[begin THE RECORDS]
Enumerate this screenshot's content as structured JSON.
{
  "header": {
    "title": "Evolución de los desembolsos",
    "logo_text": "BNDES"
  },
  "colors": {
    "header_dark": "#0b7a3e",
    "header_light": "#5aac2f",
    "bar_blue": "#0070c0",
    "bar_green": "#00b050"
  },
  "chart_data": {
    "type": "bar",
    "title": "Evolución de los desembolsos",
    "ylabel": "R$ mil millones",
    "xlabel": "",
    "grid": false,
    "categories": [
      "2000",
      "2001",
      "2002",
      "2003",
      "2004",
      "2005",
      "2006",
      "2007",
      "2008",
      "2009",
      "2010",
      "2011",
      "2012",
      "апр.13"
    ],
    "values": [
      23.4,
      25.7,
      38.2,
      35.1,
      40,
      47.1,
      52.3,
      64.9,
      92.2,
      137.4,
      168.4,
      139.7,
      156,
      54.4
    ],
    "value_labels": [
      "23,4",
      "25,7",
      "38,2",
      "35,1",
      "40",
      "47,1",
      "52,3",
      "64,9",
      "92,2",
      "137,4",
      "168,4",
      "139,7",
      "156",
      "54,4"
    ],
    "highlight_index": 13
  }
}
[end THE RECORDS]
[begin THE RECORDS]
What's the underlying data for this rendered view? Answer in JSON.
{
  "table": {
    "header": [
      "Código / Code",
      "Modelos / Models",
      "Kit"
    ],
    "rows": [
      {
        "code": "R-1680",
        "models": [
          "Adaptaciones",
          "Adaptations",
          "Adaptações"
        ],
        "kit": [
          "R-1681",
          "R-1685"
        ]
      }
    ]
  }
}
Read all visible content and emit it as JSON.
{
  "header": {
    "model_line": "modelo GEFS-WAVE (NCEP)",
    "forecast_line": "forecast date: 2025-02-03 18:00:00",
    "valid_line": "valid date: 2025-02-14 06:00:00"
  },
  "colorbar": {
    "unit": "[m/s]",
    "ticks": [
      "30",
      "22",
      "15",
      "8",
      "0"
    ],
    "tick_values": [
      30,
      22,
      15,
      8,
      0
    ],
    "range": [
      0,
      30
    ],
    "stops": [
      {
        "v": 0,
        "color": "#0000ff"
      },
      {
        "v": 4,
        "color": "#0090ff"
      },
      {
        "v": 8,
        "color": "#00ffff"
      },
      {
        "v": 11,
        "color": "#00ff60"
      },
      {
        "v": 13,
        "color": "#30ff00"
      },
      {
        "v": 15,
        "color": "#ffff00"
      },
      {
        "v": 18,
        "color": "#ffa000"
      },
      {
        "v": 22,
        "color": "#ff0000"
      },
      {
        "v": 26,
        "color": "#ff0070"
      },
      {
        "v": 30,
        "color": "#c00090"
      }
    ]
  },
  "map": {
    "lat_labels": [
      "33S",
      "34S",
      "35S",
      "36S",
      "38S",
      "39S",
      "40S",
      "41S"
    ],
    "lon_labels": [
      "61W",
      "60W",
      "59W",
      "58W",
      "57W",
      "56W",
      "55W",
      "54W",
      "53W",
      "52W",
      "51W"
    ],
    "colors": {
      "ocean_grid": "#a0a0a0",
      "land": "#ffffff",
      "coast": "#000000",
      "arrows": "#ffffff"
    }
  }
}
[end THE RECORDS]
[begin THE RECORDS]
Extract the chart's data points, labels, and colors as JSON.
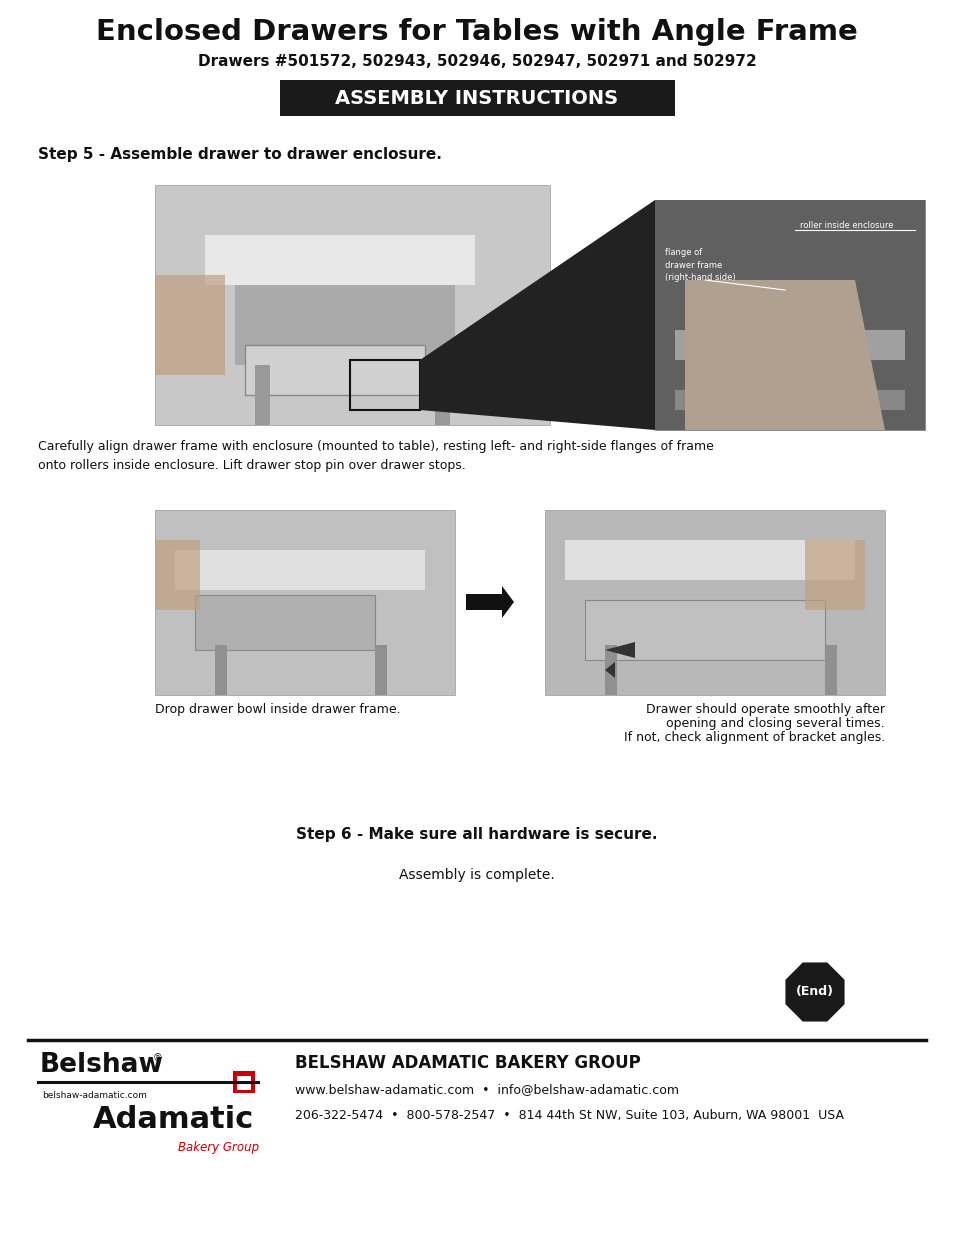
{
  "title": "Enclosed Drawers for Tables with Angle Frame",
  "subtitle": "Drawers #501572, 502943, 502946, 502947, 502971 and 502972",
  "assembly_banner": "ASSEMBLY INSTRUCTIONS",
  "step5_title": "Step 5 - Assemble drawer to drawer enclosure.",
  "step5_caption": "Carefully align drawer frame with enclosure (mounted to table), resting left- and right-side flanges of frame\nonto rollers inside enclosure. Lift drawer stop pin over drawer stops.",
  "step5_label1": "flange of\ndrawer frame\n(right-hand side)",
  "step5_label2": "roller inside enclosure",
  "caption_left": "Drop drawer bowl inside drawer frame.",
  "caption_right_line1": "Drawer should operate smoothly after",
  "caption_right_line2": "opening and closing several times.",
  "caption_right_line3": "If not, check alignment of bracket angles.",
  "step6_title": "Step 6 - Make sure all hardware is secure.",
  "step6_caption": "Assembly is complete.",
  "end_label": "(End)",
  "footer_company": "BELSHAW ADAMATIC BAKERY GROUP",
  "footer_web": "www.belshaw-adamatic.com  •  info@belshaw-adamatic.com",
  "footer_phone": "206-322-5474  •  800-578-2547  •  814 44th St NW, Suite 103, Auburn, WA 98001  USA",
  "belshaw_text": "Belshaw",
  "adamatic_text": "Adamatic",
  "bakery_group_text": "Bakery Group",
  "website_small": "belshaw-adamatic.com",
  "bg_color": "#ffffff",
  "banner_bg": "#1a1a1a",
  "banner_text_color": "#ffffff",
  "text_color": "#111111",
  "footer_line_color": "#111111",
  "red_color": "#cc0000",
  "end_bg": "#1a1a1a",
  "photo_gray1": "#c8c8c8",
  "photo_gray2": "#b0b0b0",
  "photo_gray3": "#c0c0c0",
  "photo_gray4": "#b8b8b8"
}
[end THE RECORDS]
**INSTRUCTION**
Count the lines in which the string "date" appears, then report only that figure.

**WRITTEN RESPONSE**
2